### [Set exercise]
List each line in which the string "Transgender" appears.

### [Available data]
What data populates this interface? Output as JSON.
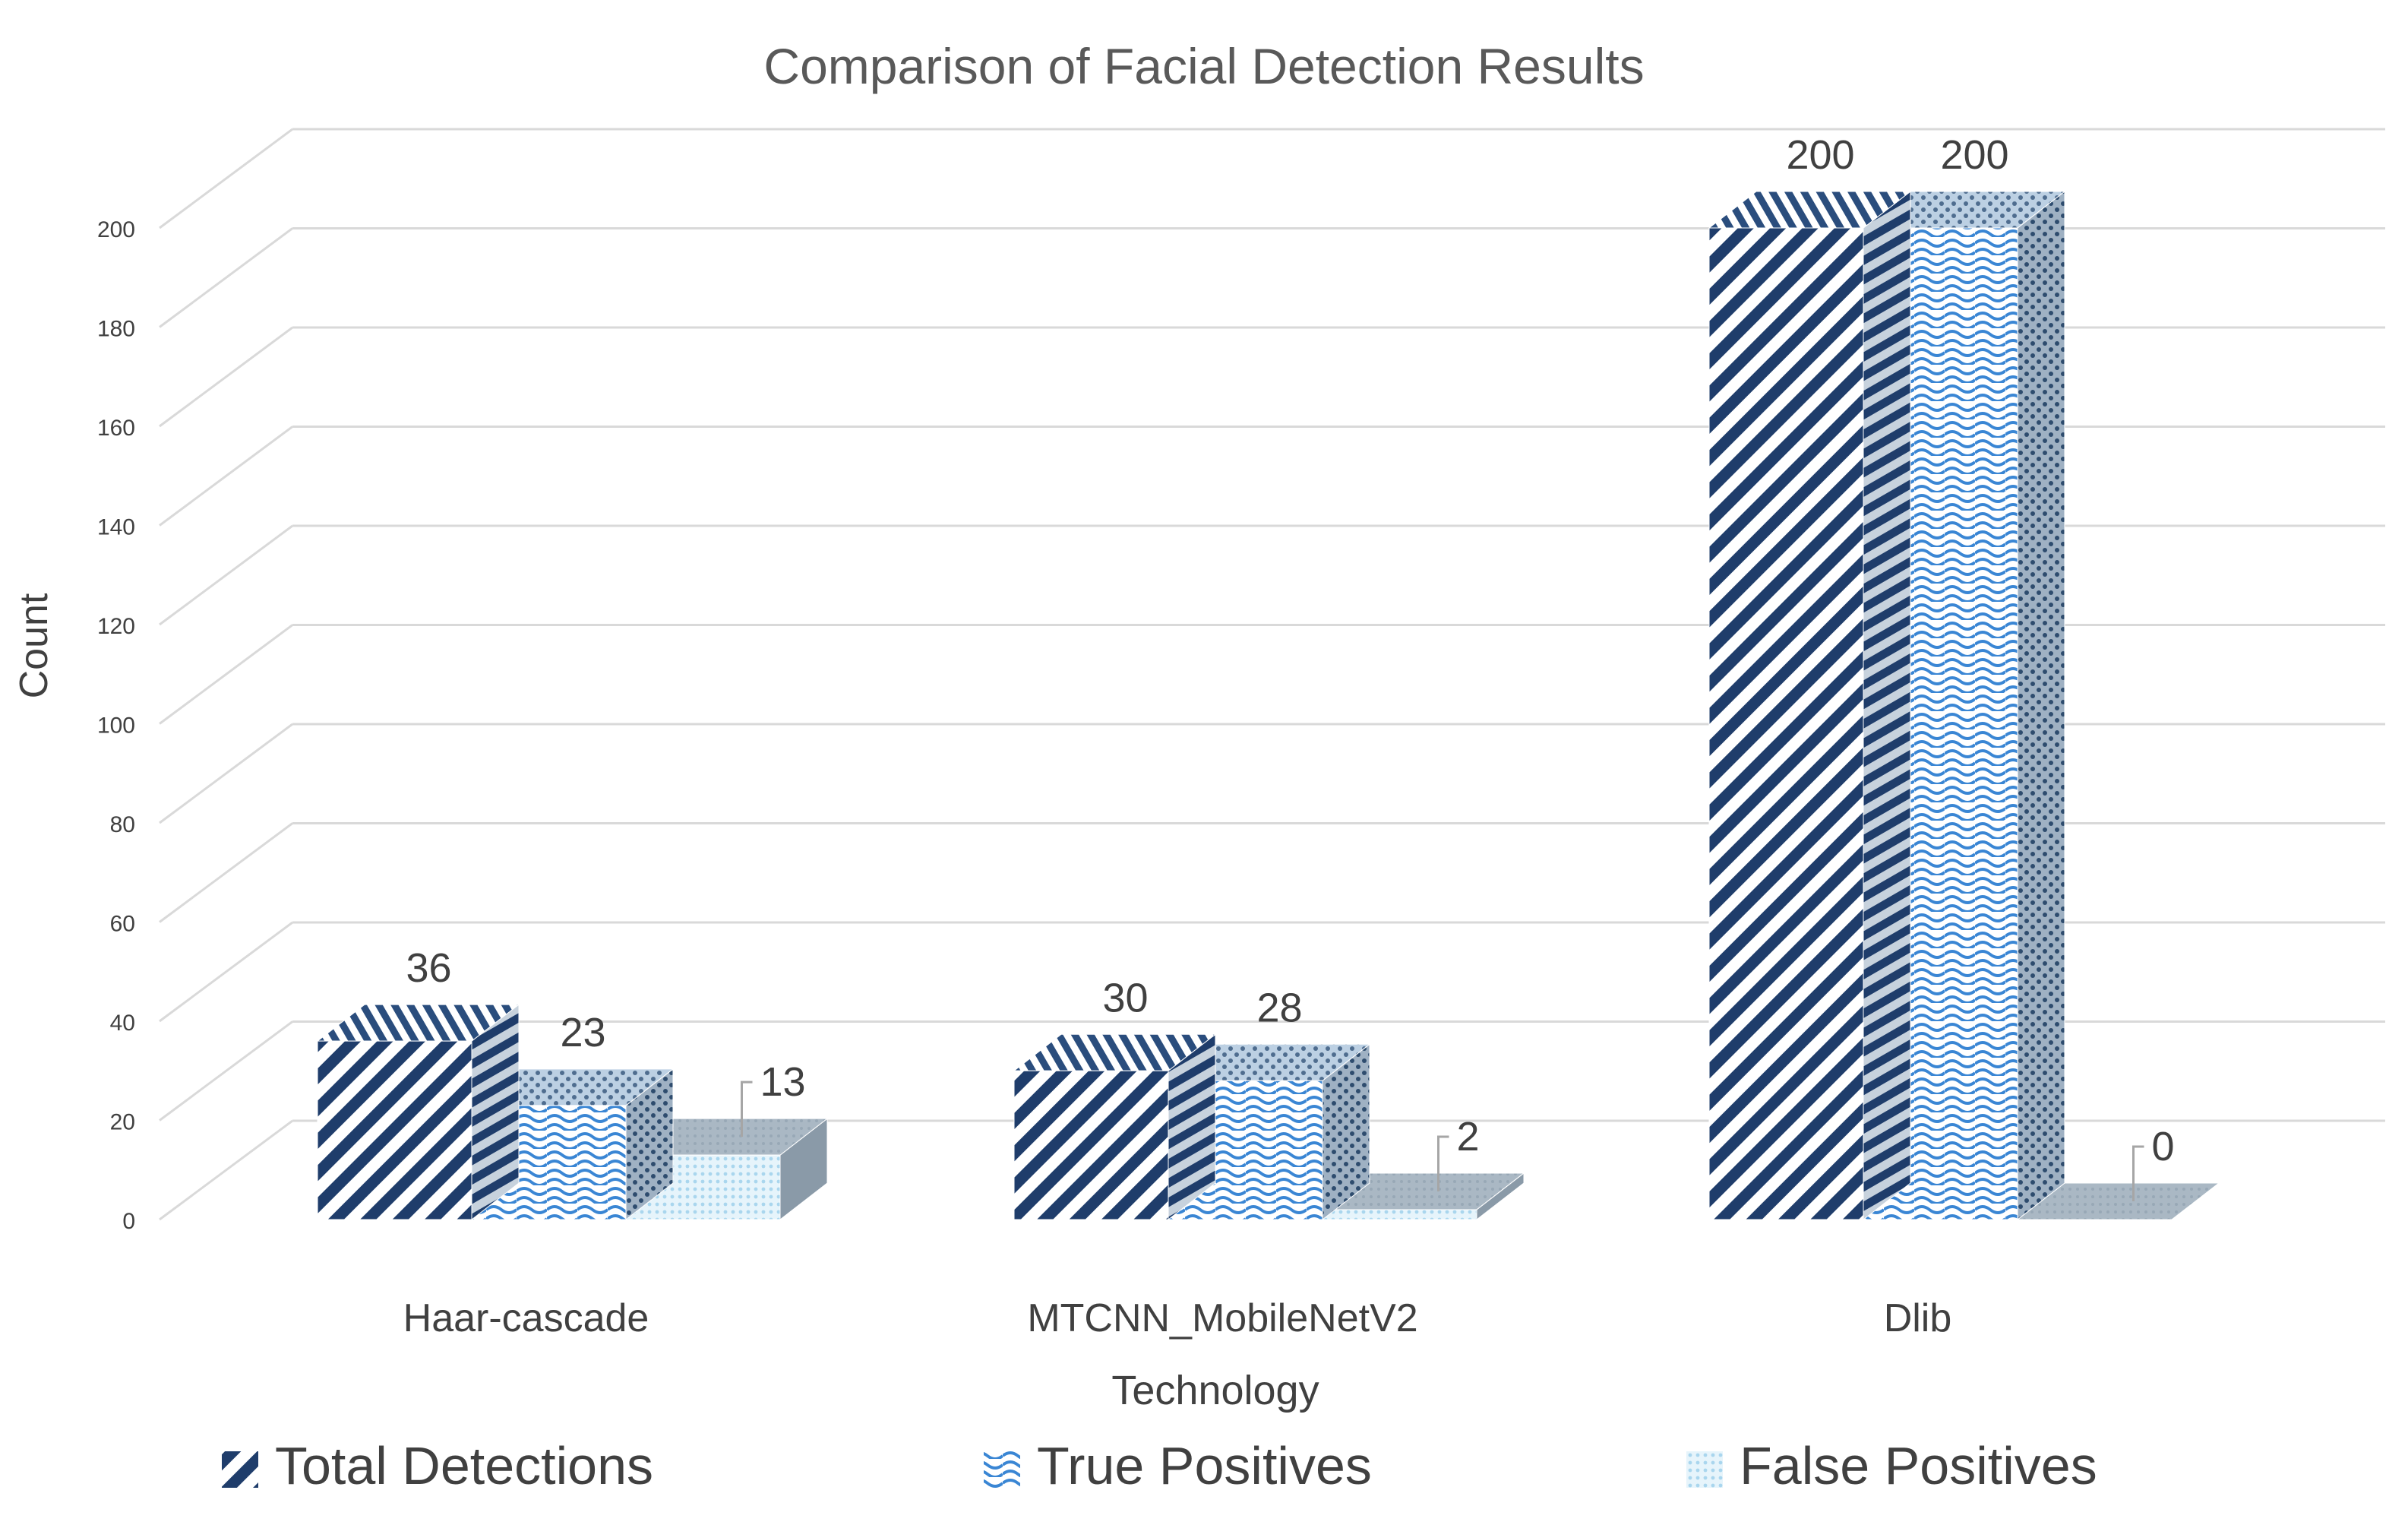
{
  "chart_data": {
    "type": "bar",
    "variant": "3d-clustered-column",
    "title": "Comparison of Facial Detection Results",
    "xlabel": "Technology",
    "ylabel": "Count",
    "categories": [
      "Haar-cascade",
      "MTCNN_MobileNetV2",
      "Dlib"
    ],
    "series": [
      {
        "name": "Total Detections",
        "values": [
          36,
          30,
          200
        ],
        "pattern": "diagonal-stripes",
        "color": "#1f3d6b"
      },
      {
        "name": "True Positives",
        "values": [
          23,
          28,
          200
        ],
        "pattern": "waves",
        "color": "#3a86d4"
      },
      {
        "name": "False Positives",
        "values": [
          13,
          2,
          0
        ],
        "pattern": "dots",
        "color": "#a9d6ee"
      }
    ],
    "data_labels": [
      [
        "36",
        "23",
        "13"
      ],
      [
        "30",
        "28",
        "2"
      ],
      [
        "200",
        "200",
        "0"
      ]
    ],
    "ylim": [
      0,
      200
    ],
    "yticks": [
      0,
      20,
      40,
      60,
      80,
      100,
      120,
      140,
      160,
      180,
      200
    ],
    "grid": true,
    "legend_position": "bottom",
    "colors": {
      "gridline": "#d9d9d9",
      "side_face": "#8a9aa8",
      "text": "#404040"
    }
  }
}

---

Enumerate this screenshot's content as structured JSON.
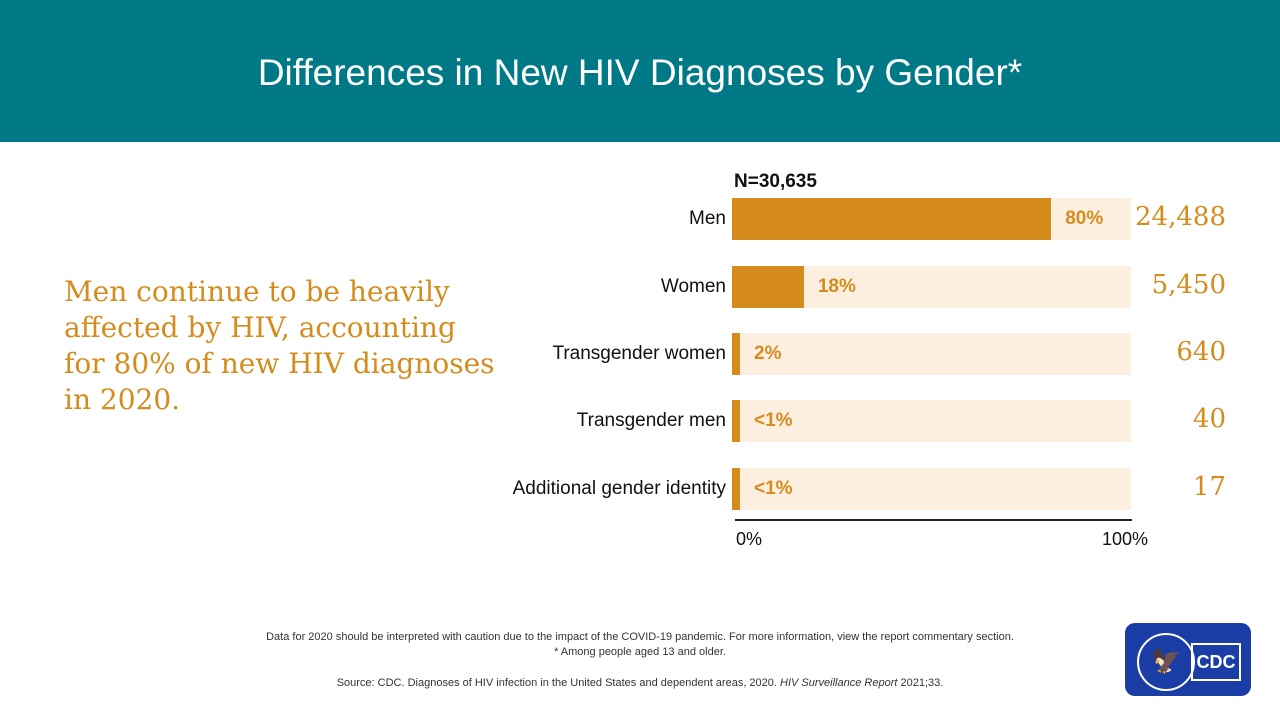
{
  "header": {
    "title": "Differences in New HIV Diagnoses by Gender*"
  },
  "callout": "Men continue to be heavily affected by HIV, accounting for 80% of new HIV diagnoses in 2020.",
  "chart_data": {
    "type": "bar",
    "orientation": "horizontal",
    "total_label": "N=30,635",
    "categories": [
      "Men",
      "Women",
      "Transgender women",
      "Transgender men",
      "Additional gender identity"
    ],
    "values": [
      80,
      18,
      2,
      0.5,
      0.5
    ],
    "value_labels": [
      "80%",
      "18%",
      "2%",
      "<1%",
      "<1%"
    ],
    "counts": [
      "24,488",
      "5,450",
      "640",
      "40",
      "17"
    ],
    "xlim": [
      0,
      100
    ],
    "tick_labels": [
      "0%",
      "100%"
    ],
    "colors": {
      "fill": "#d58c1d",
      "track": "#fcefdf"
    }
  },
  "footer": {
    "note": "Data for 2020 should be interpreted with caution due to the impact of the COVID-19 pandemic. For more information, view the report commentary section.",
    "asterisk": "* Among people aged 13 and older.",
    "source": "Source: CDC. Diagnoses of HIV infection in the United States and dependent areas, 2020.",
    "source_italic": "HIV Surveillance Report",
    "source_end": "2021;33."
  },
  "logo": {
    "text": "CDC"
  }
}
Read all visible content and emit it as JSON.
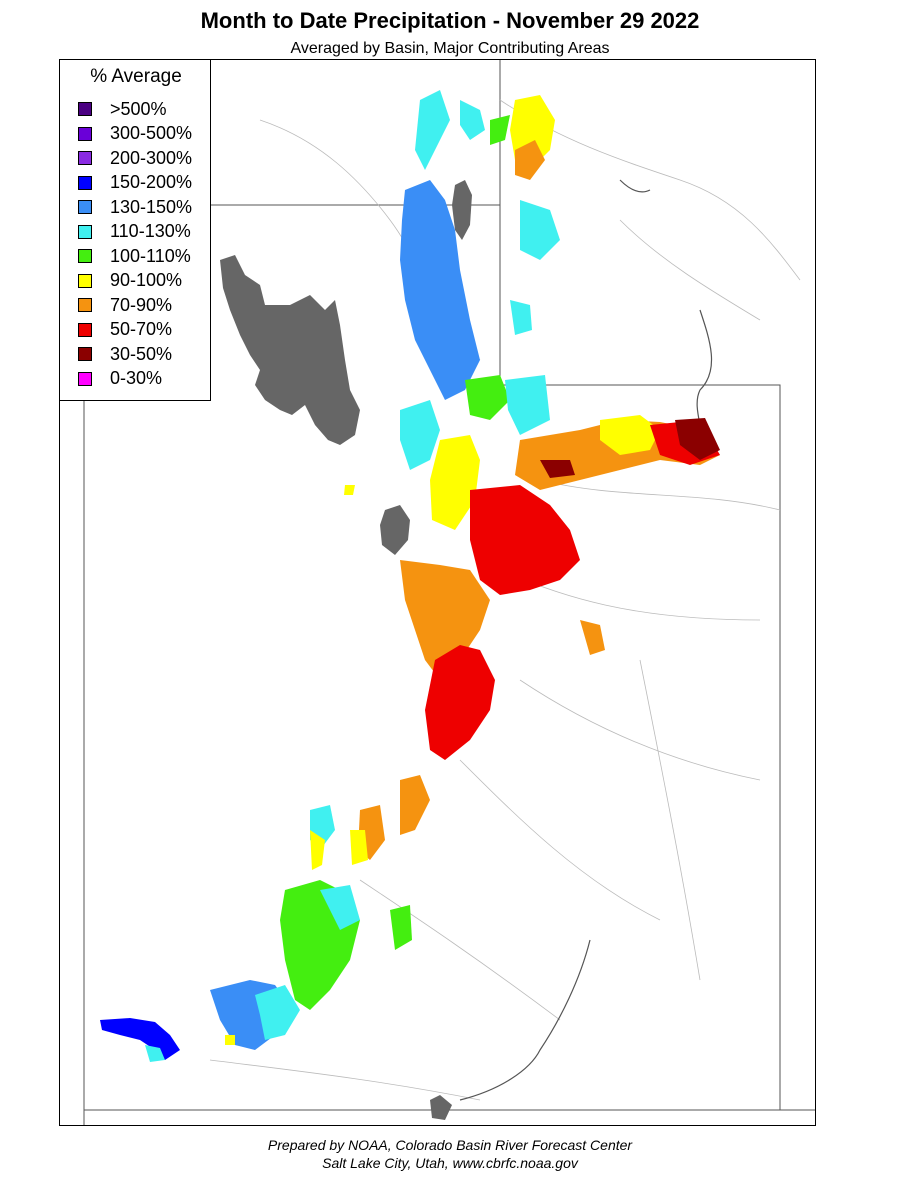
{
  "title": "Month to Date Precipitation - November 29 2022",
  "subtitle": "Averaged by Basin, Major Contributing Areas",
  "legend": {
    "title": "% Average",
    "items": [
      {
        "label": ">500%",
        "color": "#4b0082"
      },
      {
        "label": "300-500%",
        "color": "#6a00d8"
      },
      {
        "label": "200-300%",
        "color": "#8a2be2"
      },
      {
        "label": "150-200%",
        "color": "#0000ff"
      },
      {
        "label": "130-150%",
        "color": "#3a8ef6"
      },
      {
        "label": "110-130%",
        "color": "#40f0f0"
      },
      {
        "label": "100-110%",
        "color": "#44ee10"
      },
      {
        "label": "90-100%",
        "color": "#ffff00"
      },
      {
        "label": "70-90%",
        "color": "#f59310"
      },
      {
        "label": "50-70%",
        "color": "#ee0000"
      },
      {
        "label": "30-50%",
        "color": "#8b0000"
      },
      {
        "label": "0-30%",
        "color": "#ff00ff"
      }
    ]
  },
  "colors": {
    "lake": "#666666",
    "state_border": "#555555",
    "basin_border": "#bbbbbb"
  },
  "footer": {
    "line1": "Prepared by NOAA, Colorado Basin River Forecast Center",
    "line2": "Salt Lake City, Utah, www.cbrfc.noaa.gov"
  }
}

### [Full answer]
      "Transgender women",
      "Transgender men",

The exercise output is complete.